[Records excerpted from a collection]
----

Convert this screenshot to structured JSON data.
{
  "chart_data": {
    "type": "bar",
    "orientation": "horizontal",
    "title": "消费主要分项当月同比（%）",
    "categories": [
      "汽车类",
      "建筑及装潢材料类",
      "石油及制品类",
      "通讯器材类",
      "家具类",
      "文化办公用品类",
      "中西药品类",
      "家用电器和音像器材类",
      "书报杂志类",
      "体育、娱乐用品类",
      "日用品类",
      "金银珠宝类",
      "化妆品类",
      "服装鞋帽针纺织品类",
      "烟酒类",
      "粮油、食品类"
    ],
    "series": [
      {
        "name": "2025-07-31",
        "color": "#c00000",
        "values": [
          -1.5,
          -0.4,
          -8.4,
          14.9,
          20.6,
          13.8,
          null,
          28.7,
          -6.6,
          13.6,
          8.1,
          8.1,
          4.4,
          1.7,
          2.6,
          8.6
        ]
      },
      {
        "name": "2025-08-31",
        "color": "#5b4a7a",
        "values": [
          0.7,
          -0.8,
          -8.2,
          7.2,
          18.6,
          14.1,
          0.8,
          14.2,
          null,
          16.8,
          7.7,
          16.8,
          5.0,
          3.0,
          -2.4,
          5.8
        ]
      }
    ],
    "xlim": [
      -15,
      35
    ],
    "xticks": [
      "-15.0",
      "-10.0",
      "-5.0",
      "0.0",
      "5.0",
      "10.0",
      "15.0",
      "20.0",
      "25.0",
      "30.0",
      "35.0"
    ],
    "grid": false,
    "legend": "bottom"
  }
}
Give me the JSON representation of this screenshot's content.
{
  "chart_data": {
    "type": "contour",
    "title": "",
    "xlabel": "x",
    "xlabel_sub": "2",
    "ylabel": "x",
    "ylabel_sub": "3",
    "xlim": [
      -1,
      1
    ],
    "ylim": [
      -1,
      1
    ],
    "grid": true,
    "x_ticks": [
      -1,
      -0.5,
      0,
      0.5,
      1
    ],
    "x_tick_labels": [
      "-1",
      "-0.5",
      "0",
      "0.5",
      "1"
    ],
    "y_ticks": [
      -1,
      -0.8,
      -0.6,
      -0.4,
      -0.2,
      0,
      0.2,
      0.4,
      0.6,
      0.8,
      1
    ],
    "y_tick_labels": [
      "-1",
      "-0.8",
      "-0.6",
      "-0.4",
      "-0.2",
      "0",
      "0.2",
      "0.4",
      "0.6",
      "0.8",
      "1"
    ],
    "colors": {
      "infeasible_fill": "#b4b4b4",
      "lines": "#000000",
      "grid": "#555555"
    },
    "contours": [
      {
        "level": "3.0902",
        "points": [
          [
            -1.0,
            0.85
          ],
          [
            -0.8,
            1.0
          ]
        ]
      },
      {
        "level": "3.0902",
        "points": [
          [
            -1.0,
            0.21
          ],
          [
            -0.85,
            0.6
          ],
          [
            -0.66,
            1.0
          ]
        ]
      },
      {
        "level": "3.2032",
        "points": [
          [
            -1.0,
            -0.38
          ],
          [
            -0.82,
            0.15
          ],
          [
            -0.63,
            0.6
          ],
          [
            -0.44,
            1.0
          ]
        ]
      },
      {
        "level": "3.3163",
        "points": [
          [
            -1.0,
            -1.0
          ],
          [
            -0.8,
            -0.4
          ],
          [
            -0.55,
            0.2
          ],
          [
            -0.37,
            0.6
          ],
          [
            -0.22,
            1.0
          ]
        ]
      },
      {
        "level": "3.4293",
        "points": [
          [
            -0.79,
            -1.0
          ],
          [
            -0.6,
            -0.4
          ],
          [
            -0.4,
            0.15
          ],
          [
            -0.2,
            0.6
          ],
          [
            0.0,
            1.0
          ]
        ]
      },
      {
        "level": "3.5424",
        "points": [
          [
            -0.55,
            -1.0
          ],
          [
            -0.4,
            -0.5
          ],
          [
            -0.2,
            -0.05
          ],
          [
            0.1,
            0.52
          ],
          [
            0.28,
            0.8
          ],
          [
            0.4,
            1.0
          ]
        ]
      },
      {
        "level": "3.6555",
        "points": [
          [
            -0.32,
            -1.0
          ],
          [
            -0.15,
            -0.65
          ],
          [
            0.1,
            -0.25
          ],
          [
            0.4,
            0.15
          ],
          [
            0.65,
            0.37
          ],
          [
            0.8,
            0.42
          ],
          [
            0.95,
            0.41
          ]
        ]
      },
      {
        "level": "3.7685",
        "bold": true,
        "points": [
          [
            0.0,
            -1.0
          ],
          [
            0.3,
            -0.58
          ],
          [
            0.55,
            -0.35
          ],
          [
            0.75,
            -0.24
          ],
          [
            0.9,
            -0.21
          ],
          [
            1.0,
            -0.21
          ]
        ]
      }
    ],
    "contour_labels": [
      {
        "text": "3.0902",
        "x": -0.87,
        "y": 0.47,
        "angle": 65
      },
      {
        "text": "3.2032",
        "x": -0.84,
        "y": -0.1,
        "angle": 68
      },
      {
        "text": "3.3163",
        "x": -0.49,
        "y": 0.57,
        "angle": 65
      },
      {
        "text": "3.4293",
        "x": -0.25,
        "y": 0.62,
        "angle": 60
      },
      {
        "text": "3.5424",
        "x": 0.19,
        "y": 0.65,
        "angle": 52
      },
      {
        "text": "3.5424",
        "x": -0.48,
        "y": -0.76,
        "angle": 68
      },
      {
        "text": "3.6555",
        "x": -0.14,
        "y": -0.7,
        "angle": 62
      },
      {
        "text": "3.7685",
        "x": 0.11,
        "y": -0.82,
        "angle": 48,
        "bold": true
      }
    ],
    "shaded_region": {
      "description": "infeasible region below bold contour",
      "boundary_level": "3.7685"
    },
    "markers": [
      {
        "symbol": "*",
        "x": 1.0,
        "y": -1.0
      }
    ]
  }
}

----

Work to complete:
Restate the whole listing exactly.

Answer:
Convert this screenshot to structured JSON data.
{
  "chart_data": {
    "type": "bar",
    "orientation": "horizontal",
    "title": "消费主要分项当月同比（%）",
    "categories": [
      "汽车类",
      "建筑及装潢材料类",
      "石油及制品类",
      "通讯器材类",
      "家具类",
      "文化办公用品类",
      "中西药品类",
      "家用电器和音像器材类",
      "书报杂志类",
      "体育、娱乐用品类",
      "日用品类",
      "金银珠宝类",
      "化妆品类",
      "服装鞋帽针纺织品类",
      "烟酒类",
      "粮油、食品类"
    ],
    "series": [
      {
        "name": "2025-07-31",
        "color": "#c00000",
        "values": [
          -1.5,
          -0.4,
          -8.4,
          14.9,
          20.6,
          13.8,
          null,
          28.7,
          -6.6,
          13.6,
          8.1,
          8.1,
          4.4,
          1.7,
          2.6,
          8.6
        ]
      },
      {
        "name": "2025-08-31",
        "color": "#5b4a7a",
        "values": [
          0.7,
          -0.8,
          -8.2,
          7.2,
          18.6,
          14.1,
          0.8,
          14.2,
          null,
          16.8,
          7.7,
          16.8,
          5.0,
          3.0,
          -2.4,
          5.8
        ]
      }
    ],
    "xlim": [
      -15,
      35
    ],
    "xticks": [
      "-15.0",
      "-10.0",
      "-5.0",
      "0.0",
      "5.0",
      "10.0",
      "15.0",
      "20.0",
      "25.0",
      "30.0",
      "35.0"
    ],
    "grid": false,
    "legend": "bottom"
  }
}
Give me the JSON representation of this screenshot's content.
{
  "chart_data": {
    "type": "contour",
    "title": "",
    "xlabel": "x",
    "xlabel_sub": "2",
    "ylabel": "x",
    "ylabel_sub": "3",
    "xlim": [
      -1,
      1
    ],
    "ylim": [
      -1,
      1
    ],
    "grid": true,
    "x_ticks": [
      -1,
      -0.5,
      0,
      0.5,
      1
    ],
    "x_tick_labels": [
      "-1",
      "-0.5",
      "0",
      "0.5",
      "1"
    ],
    "y_ticks": [
      -1,
      -0.8,
      -0.6,
      -0.4,
      -0.2,
      0,
      0.2,
      0.4,
      0.6,
      0.8,
      1
    ],
    "y_tick_labels": [
      "-1",
      "-0.8",
      "-0.6",
      "-0.4",
      "-0.2",
      "0",
      "0.2",
      "0.4",
      "0.6",
      "0.8",
      "1"
    ],
    "colors": {
      "infeasible_fill": "#b4b4b4",
      "lines": "#000000",
      "grid": "#555555"
    },
    "contours": [
      {
        "level": "3.0902",
        "points": [
          [
            -1.0,
            0.85
          ],
          [
            -0.8,
            1.0
          ]
        ]
      },
      {
        "level": "3.0902",
        "points": [
          [
            -1.0,
            0.21
          ],
          [
            -0.85,
            0.6
          ],
          [
            -0.66,
            1.0
          ]
        ]
      },
      {
        "level": "3.2032",
        "points": [
          [
            -1.0,
            -0.38
          ],
          [
            -0.82,
            0.15
          ],
          [
            -0.63,
            0.6
          ],
          [
            -0.44,
            1.0
          ]
        ]
      },
      {
        "level": "3.3163",
        "points": [
          [
            -1.0,
            -1.0
          ],
          [
            -0.8,
            -0.4
          ],
          [
            -0.55,
            0.2
          ],
          [
            -0.37,
            0.6
          ],
          [
            -0.22,
            1.0
          ]
        ]
      },
      {
        "level": "3.4293",
        "points": [
          [
            -0.79,
            -1.0
          ],
          [
            -0.6,
            -0.4
          ],
          [
            -0.4,
            0.15
          ],
          [
            -0.2,
            0.6
          ],
          [
            0.0,
            1.0
          ]
        ]
      },
      {
        "level": "3.5424",
        "points": [
          [
            -0.55,
            -1.0
          ],
          [
            -0.4,
            -0.5
          ],
          [
            -0.2,
            -0.05
          ],
          [
            0.1,
            0.52
          ],
          [
            0.28,
            0.8
          ],
          [
            0.4,
            1.0
          ]
        ]
      },
      {
        "level": "3.6555",
        "points": [
          [
            -0.32,
            -1.0
          ],
          [
            -0.15,
            -0.65
          ],
          [
            0.1,
            -0.25
          ],
          [
            0.4,
            0.15
          ],
          [
            0.65,
            0.37
          ],
          [
            0.8,
            0.42
          ],
          [
            0.95,
            0.41
          ]
        ]
      },
      {
        "level": "3.7685",
        "bold": true,
        "points": [
          [
            0.0,
            -1.0
          ],
          [
            0.3,
            -0.58
          ],
          [
            0.55,
            -0.35
          ],
          [
            0.75,
            -0.24
          ],
          [
            0.9,
            -0.21
          ],
          [
            1.0,
            -0.21
          ]
        ]
      }
    ],
    "contour_labels": [
      {
        "text": "3.0902",
        "x": -0.87,
        "y": 0.47,
        "angle": 65
      },
      {
        "text": "3.2032",
        "x": -0.84,
        "y": -0.1,
        "angle": 68
      },
      {
        "text": "3.3163",
        "x": -0.49,
        "y": 0.57,
        "angle": 65
      },
      {
        "text": "3.4293",
        "x": -0.25,
        "y": 0.62,
        "angle": 60
      },
      {
        "text": "3.5424",
        "x": 0.19,
        "y": 0.65,
        "angle": 52
      },
      {
        "text": "3.5424",
        "x": -0.48,
        "y": -0.76,
        "angle": 68
      },
      {
        "text": "3.6555",
        "x": -0.14,
        "y": -0.7,
        "angle": 62
      },
      {
        "text": "3.7685",
        "x": 0.11,
        "y": -0.82,
        "angle": 48,
        "bold": true
      }
    ],
    "shaded_region": {
      "description": "infeasible region below bold contour",
      "boundary_level": "3.7685"
    },
    "markers": [
      {
        "symbol": "*",
        "x": 1.0,
        "y": -1.0
      }
    ]
  }
}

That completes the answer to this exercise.